*** Data for this task ***
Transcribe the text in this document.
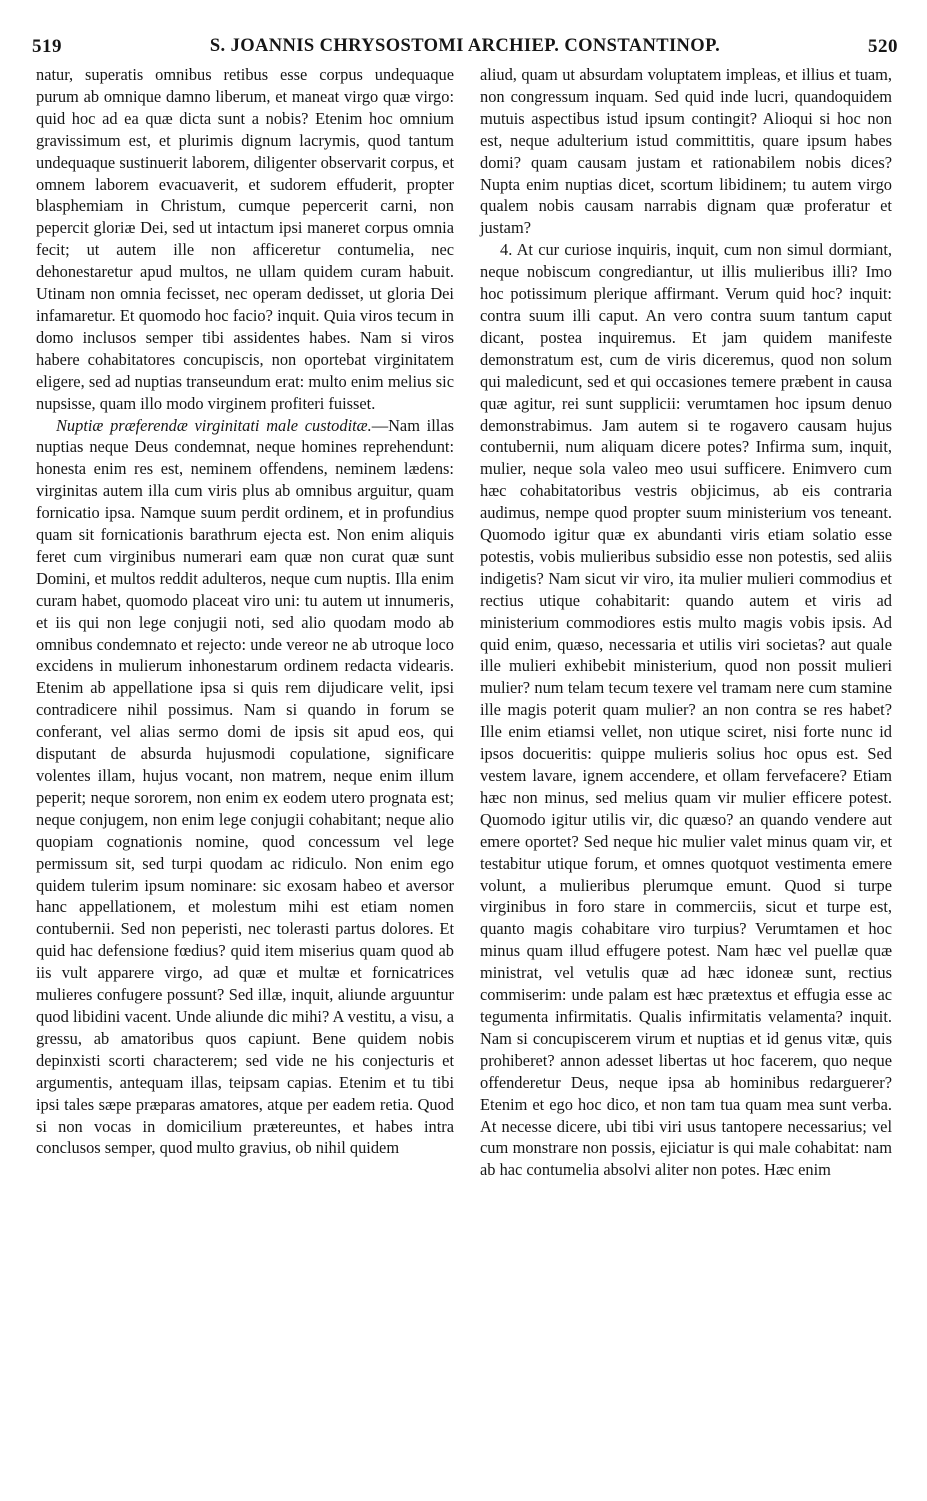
519	S. JOANNIS CHRYSOSTOMI ARCHIEP. CONSTANTINOP.	520

natur, superatis omnibus retibus esse corpus undequaque purum ab omnique damno liberum, et maneat virgo quæ virgo: quid hoc ad ea quæ dicta sunt a nobis? Etenim hoc omnium gravissimum est, et plurimis dignum lacrymis, quod tantum undequaque sustinuerit laborem, diligenter observarit corpus, et omnem laborem evacuaverit, et sudorem effuderit, propter blasphemiam in Christum, cumque pepercerit carni, non pepercit gloriæ Dei, sed ut intactum ipsi maneret corpus omnia fecit; ut autem ille non afficeretur contumelia, nec dehonestaretur apud multos, ne ullam quidem curam habuit. Utinam non omnia fecisset, nec operam dedisset, ut gloria Dei infamaretur. Et quomodo hoc facio? inquit. Quia viros tecum in domo inclusos semper tibi assidentes habes. Nam si viros habere cohabitatores concupiscis, non oportebat virginitatem eligere, sed ad nuptias transeundum erat: multo enim melius sic nupsisse, quam illo modo virginem profiteri fuisset.

Nuptiæ præferendæ virginitati male custoditæ.—Nam illas nuptias neque Deus condemnat, neque homines reprehendunt: honesta enim res est, neminem offendens, neminem lædens: virginitas autem illa cum viris plus ab omnibus arguitur, quam fornicatio ipsa. Namque suum perdit ordinem, et in profundius quam sit fornicationis barathrum ejecta est. Non enim aliquis feret cum virginibus numerari eam quæ non curat quæ sunt Domini, et multos reddit adulteros, neque cum nuptis. Illa enim curam habet, quomodo placeat viro uni: tu autem ut innumeris, et iis qui non lege conjugii noti, sed alio quodam modo ab omnibus condemnato et rejecto: unde vereor ne ab utroque loco excidens in mulierum inhonestarum ordinem redacta videaris. Etenim ab appellatione ipsa si quis rem dijudicare velit, ipsi contradicere nihil possimus. Nam si quando in forum se conferant, vel alias sermo domi de ipsis sit apud eos, qui disputant de absurda hujusmodi copulatione, significare volentes illam, hujus vocant, non matrem, neque enim illum peperit; neque sororem, non enim ex eodem utero prognata est; neque conjugem, non enim lege conjugii cohabitant; neque alio quopiam cognationis nomine, quod concessum vel lege permissum sit, sed turpi quodam ac ridiculo. Non enim ego quidem tulerim ipsum nominare: sic exosam habeo et aversor hanc appellationem, et molestum mihi est etiam nomen contubernii. Sed non peperisti, nec tolerasti partus dolores. Et quid hac defensione fœdius? quid item miserius quam quod ab iis vult apparere virgo, ad quæ et multæ et fornicatrices mulieres confugere possunt? Sed illæ, inquit, aliunde arguuntur quod libidini vacent. Unde aliunde dic mihi? A vestitu, a visu, a gressu, ab amatoribus quos capiunt. Bene quidem nobis depinxisti scorti characterem; sed vide ne his conjecturis et argumentis, antequam illas, teipsam capias. Etenim et tu tibi ipsi tales sæpe præparas amatores, atque per eadem retia. Quod si non vocas in domicilium prætereuntes, et habes intra conclusos semper, quod multo gravius, ob nihil quidem

aliud, quam ut absurdam voluptatem impleas, et illius et tuam, non congressum inquam. Sed quid inde lucri, quandoquidem mutuis aspectibus istud ipsum contingit? Alioqui si hoc non est, neque adulterium istud committitis, quare ipsum habes domi? quam causam justam et rationabilem nobis dices? Nupta enim nuptias dicet, scortum libidinem; tu autem virgo qualem nobis causam narrabis dignam quæ proferatur et justam?

4. At cur curiose inquiris, inquit, cum non simul dormiant, neque nobiscum congrediantur, ut illis mulieribus illi? Imo hoc potissimum plerique affirmant. Verum quid hoc? inquit: contra suum illi caput. An vero contra suum tantum caput dicant, postea inquiremus. Et jam quidem manifeste demonstratum est, cum de viris diceremus, quod non solum qui maledicunt, sed et qui occasiones temere præbent in causa quæ agitur, rei sunt supplicii: verumtamen hoc ipsum denuo demonstrabimus. Jam autem si te rogavero causam hujus contubernii, num aliquam dicere potes? Infirma sum, inquit, mulier, neque sola valeo meo usui sufficere. Enimvero cum hæc cohabitatoribus vestris objicimus, ab eis contraria audimus, nempe quod propter suum ministerium vos teneant. Quomodo igitur quæ ex abundanti viris etiam solatio esse potestis, vobis mulieribus subsidio esse non potestis, sed aliis indigetis? Nam sicut vir viro, ita mulier mulieri commodius et rectius utique cohabitarit: quando autem et viris ad ministerium commodiores estis multo magis vobis ipsis. Ad quid enim, quæso, necessaria et utilis viri societas? aut quale ille mulieri exhibebit ministerium, quod non possit mulieri mulier? num telam tecum texere vel tramam nere cum stamine ille magis poterit quam mulier? an non contra se res habet? Ille enim etiamsi vellet, non utique sciret, nisi forte nunc id ipsos docueritis: quippe mulieris solius hoc opus est. Sed vestem lavare, ignem accendere, et ollam fervefacere? Etiam hæc non minus, sed melius quam vir mulier efficere potest. Quomodo igitur utilis vir, dic quæso? an quando vendere aut emere oportet? Sed neque hic mulier valet minus quam vir, et testabitur utique forum, et omnes quotquot vestimenta emere volunt, a mulieribus plerumque emunt. Quod si turpe virginibus in foro stare in commerciis, sicut et turpe est, quanto magis cohabitare viro turpius? Verumtamen et hoc minus quam illud effugere potest. Nam hæc vel puellæ quæ ministrat, vel vetulis quæ ad hæc idoneæ sunt, rectius commiserim: unde palam est hæc prætextus et effugia esse ac tegumenta infirmitatis. Qualis infirmitatis velamenta? inquit. Nam si concupiscerem virum et nuptias et id genus vitæ, quis prohiberet? annon adesset libertas ut hoc facerem, quo neque offenderetur Deus, neque ipsa ab hominibus redarguerer? Etenim et ego hoc dico, et non tam tua quam mea sunt verba. At necesse dicere, ubi tibi viri usus tantopere necessarius; vel cum monstrare non possis, ejiciatur is qui male cohabitat: nam ab hac contumelia absolvi aliter non potes. Hæc enim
***
■ What is needed
Skip the images and write out the rest of the listing exactly.

■ Written response
Transcribe the text in this document.
519	S. JOANNIS CHRYSOSTOMI ARCHIEP. CONSTANTINOP.	520

natur, superatis omnibus retibus esse corpus undequaque purum ab omnique damno liberum, et maneat virgo quæ virgo: quid hoc ad ea quæ dicta sunt a nobis? Etenim hoc omnium gravissimum est, et plurimis dignum lacrymis, quod tantum undequaque sustinuerit laborem, diligenter observarit corpus, et omnem laborem evacuaverit, et sudorem effuderit, propter blasphemiam in Christum, cumque pepercerit carni, non pepercit gloriæ Dei, sed ut intactum ipsi maneret corpus omnia fecit; ut autem ille non afficeretur contumelia, nec dehonestaretur apud multos, ne ullam quidem curam habuit. Utinam non omnia fecisset, nec operam dedisset, ut gloria Dei infamaretur. Et quomodo hoc facio? inquit. Quia viros tecum in domo inclusos semper tibi assidentes habes. Nam si viros habere cohabitatores concupiscis, non oportebat virginitatem eligere, sed ad nuptias transeundum erat: multo enim melius sic nupsisse, quam illo modo virginem profiteri fuisset.

Nuptiæ præferendæ virginitati male custoditæ.—Nam illas nuptias neque Deus condemnat, neque homines reprehendunt: honesta enim res est, neminem offendens, neminem lædens: virginitas autem illa cum viris plus ab omnibus arguitur, quam fornicatio ipsa. Namque suum perdit ordinem, et in profundius quam sit fornicationis barathrum ejecta est. Non enim aliquis feret cum virginibus numerari eam quæ non curat quæ sunt Domini, et multos reddit adulteros, neque cum nuptis. Illa enim curam habet, quomodo placeat viro uni: tu autem ut innumeris, et iis qui non lege conjugii noti, sed alio quodam modo ab omnibus condemnato et rejecto: unde vereor ne ab utroque loco excidens in mulierum inhonestarum ordinem redacta videaris. Etenim ab appellatione ipsa si quis rem dijudicare velit, ipsi contradicere nihil possimus. Nam si quando in forum se conferant, vel alias sermo domi de ipsis sit apud eos, qui disputant de absurda hujusmodi copulatione, significare volentes illam, hujus vocant, non matrem, neque enim illum peperit; neque sororem, non enim ex eodem utero prognata est; neque conjugem, non enim lege conjugii cohabitant; neque alio quopiam cognationis nomine, quod concessum vel lege permissum sit, sed turpi quodam ac ridiculo. Non enim ego quidem tulerim ipsum nominare: sic exosam habeo et aversor hanc appellationem, et molestum mihi est etiam nomen contubernii. Sed non peperisti, nec tolerasti partus dolores. Et quid hac defensione fœdius? quid item miserius quam quod ab iis vult apparere virgo, ad quæ et multæ et fornicatrices mulieres confugere possunt? Sed illæ, inquit, aliunde arguuntur quod libidini vacent. Unde aliunde dic mihi? A vestitu, a visu, a gressu, ab amatoribus quos capiunt. Bene quidem nobis depinxisti scorti characterem; sed vide ne his conjecturis et argumentis, antequam illas, teipsam capias. Etenim et tu tibi ipsi tales sæpe præparas amatores, atque per eadem retia. Quod si non vocas in domicilium prætereuntes, et habes intra conclusos semper, quod multo gravius, ob nihil quidem

aliud, quam ut absurdam voluptatem impleas, et illius et tuam, non congressum inquam. Sed quid inde lucri, quandoquidem mutuis aspectibus istud ipsum contingit? Alioqui si hoc non est, neque adulterium istud committitis, quare ipsum habes domi? quam causam justam et rationabilem nobis dices? Nupta enim nuptias dicet, scortum libidinem; tu autem virgo qualem nobis causam narrabis dignam quæ proferatur et justam?

4. At cur curiose inquiris, inquit, cum non simul dormiant, neque nobiscum congrediantur, ut illis mulieribus illi? Imo hoc potissimum plerique affirmant. Verum quid hoc? inquit: contra suum illi caput. An vero contra suum tantum caput dicant, postea inquiremus. Et jam quidem manifeste demonstratum est, cum de viris diceremus, quod non solum qui maledicunt, sed et qui occasiones temere præbent in causa quæ agitur, rei sunt supplicii: verumtamen hoc ipsum denuo demonstrabimus. Jam autem si te rogavero causam hujus contubernii, num aliquam dicere potes? Infirma sum, inquit, mulier, neque sola valeo meo usui sufficere. Enimvero cum hæc cohabitatoribus vestris objicimus, ab eis contraria audimus, nempe quod propter suum ministerium vos teneant. Quomodo igitur quæ ex abundanti viris etiam solatio esse potestis, vobis mulieribus subsidio esse non potestis, sed aliis indigetis? Nam sicut vir viro, ita mulier mulieri commodius et rectius utique cohabitarit: quando autem et viris ad ministerium commodiores estis multo magis vobis ipsis. Ad quid enim, quæso, necessaria et utilis viri societas? aut quale ille mulieri exhibebit ministerium, quod non possit mulieri mulier? num telam tecum texere vel tramam nere cum stamine ille magis poterit quam mulier? an non contra se res habet? Ille enim etiamsi vellet, non utique sciret, nisi forte nunc id ipsos docueritis: quippe mulieris solius hoc opus est. Sed vestem lavare, ignem accendere, et ollam fervefacere? Etiam hæc non minus, sed melius quam vir mulier efficere potest. Quomodo igitur utilis vir, dic quæso? an quando vendere aut emere oportet? Sed neque hic mulier valet minus quam vir, et testabitur utique forum, et omnes quotquot vestimenta emere volunt, a mulieribus plerumque emunt. Quod si turpe virginibus in foro stare in commerciis, sicut et turpe est, quanto magis cohabitare viro turpius? Verumtamen et hoc minus quam illud effugere potest. Nam hæc vel puellæ quæ ministrat, vel vetulis quæ ad hæc idoneæ sunt, rectius commiserim: unde palam est hæc prætextus et effugia esse ac tegumenta infirmitatis. Qualis infirmitatis velamenta? inquit. Nam si concupiscerem virum et nuptias et id genus vitæ, quis prohiberet? annon adesset libertas ut hoc facerem, quo neque offenderetur Deus, neque ipsa ab hominibus redarguerer? Etenim et ego hoc dico, et non tam tua quam mea sunt verba. At necesse dicere, ubi tibi viri usus tantopere necessarius; vel cum monstrare non possis, ejiciatur is qui male cohabitat: nam ab hac contumelia absolvi aliter non potes. Hæc enim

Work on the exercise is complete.